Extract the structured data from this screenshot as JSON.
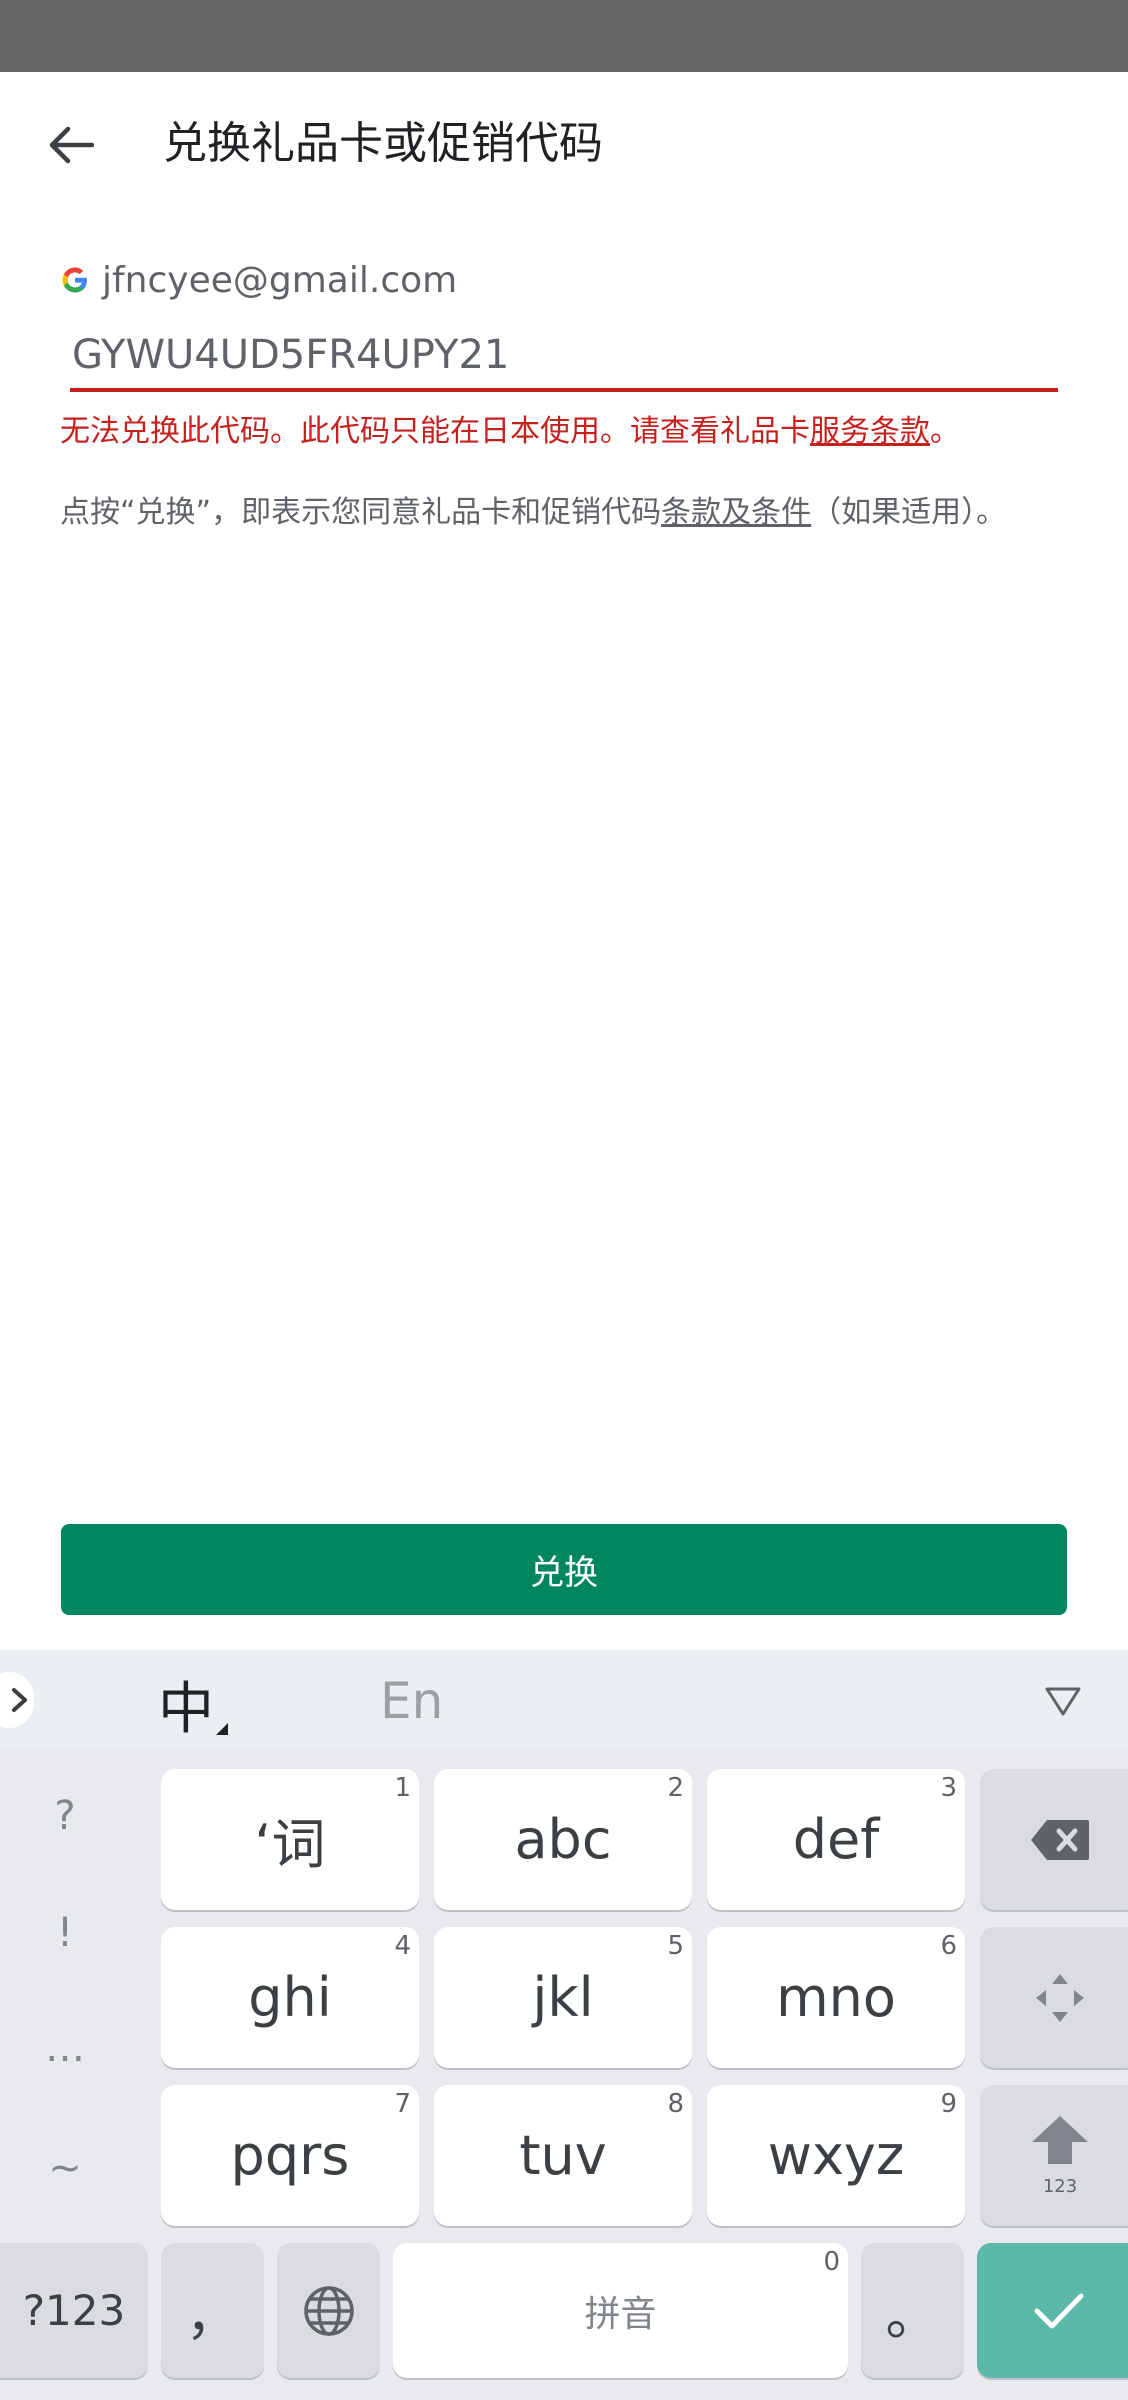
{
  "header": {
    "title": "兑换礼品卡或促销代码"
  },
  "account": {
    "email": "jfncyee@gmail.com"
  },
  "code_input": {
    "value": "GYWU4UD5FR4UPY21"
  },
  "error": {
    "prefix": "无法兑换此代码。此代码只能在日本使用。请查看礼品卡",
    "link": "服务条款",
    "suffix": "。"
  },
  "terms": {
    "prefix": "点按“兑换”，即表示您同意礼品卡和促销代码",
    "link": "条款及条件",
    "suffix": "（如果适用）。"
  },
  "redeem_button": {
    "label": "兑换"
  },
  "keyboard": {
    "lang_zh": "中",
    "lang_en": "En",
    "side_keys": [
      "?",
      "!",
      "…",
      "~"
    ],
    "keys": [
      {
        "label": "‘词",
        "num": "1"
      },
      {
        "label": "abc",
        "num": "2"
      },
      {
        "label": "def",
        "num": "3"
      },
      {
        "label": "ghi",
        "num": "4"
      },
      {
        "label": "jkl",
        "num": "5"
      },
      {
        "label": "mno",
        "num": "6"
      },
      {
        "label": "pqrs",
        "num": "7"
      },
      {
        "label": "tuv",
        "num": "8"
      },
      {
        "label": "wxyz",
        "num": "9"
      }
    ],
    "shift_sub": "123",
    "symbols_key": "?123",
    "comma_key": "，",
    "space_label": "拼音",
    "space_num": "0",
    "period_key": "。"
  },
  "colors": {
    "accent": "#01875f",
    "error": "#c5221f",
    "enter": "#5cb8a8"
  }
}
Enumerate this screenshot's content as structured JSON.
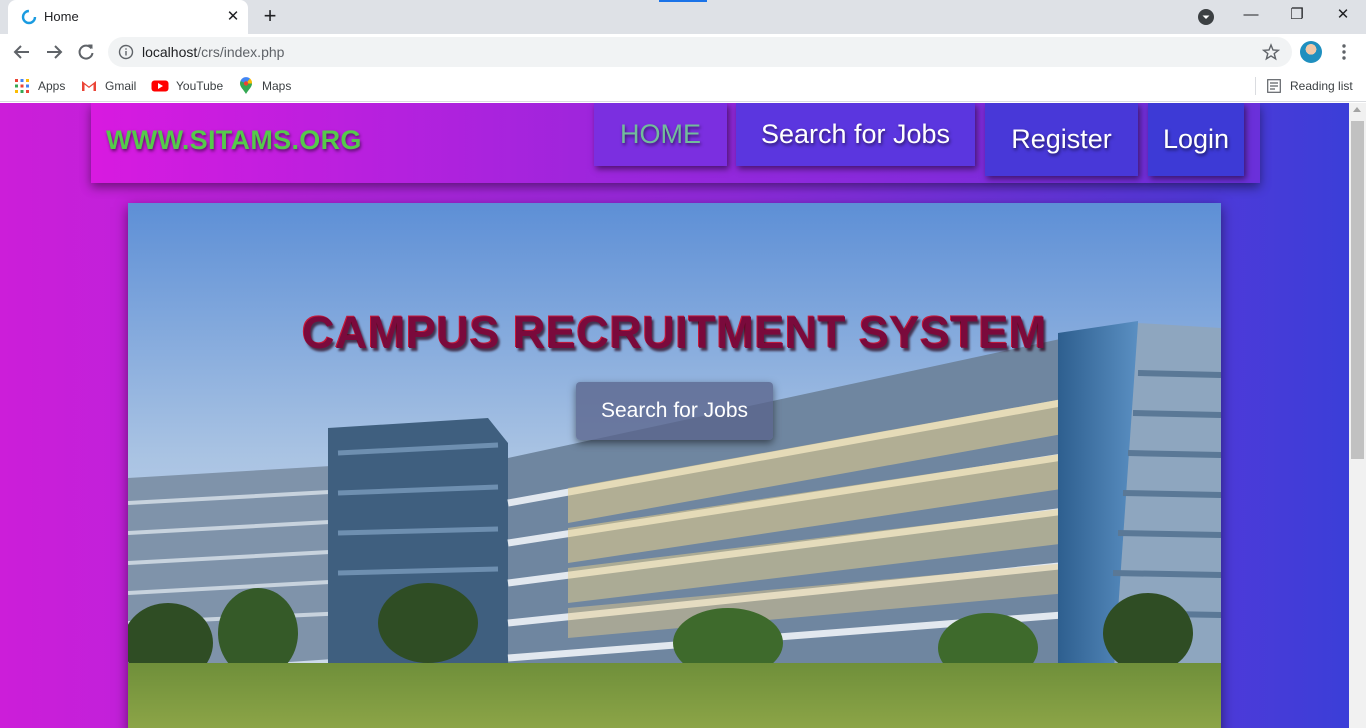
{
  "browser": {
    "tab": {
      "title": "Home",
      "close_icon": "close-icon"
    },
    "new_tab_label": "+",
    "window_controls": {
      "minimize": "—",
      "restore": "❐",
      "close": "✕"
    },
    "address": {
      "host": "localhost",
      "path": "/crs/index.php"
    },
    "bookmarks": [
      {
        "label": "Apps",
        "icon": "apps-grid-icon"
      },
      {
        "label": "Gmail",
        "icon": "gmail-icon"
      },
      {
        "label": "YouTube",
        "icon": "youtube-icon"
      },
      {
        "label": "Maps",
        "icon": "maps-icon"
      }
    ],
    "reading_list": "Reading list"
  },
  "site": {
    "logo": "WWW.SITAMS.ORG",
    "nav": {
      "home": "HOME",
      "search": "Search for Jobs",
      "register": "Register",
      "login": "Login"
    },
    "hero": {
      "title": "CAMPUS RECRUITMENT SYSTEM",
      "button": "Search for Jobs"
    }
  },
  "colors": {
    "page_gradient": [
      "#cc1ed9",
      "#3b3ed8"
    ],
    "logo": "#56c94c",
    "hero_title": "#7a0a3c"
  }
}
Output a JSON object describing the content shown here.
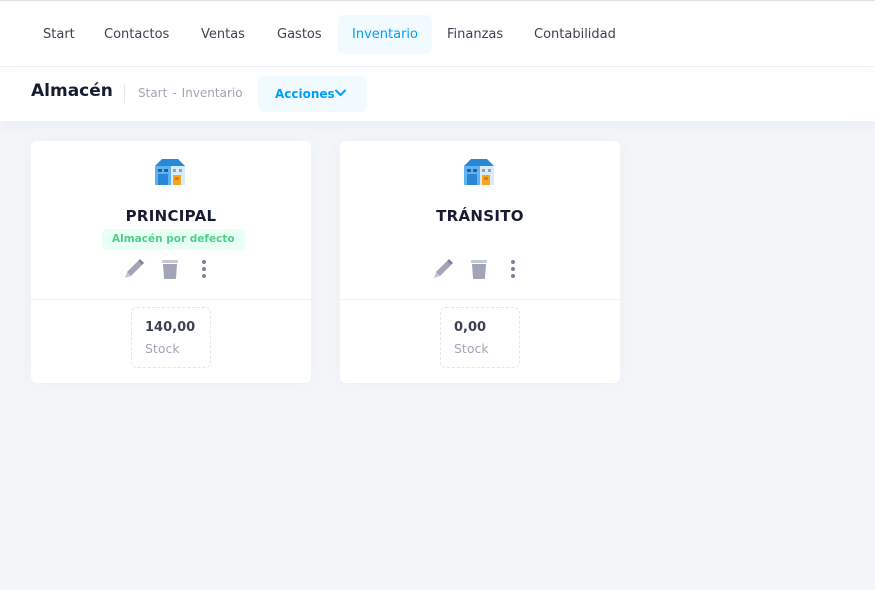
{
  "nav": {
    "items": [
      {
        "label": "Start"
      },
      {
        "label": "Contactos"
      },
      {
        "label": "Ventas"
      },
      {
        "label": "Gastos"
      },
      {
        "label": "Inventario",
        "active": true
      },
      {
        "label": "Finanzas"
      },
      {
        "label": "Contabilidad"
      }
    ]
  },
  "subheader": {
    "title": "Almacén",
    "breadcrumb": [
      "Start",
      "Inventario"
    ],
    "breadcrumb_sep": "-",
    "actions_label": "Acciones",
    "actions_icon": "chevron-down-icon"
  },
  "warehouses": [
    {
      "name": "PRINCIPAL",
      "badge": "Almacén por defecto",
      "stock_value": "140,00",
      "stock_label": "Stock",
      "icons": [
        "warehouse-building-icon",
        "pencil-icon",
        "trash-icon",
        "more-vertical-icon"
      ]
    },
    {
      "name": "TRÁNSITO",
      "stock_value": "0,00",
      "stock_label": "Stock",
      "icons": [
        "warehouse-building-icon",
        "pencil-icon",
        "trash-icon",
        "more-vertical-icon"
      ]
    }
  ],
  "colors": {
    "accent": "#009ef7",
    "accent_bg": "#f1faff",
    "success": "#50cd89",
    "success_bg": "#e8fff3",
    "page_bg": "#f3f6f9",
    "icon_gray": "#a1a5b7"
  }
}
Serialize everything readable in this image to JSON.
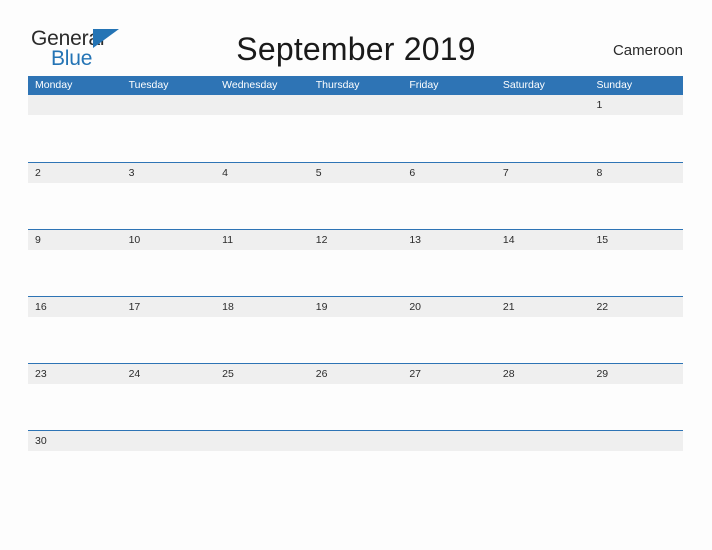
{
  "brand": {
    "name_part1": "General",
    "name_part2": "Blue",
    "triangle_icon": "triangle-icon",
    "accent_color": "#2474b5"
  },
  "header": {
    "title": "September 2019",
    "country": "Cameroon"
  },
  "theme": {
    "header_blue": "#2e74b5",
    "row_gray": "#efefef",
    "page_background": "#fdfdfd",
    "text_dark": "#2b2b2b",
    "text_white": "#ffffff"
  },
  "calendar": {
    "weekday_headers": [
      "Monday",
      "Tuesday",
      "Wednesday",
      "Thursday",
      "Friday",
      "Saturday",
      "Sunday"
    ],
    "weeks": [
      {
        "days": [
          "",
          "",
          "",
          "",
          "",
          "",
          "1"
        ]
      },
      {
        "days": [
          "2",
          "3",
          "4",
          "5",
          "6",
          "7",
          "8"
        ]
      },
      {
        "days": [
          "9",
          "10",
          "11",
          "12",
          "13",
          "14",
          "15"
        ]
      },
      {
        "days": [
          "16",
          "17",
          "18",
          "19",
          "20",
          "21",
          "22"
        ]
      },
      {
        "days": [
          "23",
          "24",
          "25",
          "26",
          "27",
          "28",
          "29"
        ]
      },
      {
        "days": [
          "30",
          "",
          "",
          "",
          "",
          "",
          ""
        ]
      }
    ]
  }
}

....

[Objective] Find the word "this" in the records and pull out each line that has it.

[Final answer]
Extract the structured data from this screenshot as JSON.
Enumerate this screenshot's content as structured JSON.
Serialize everything readable in this image to JSON.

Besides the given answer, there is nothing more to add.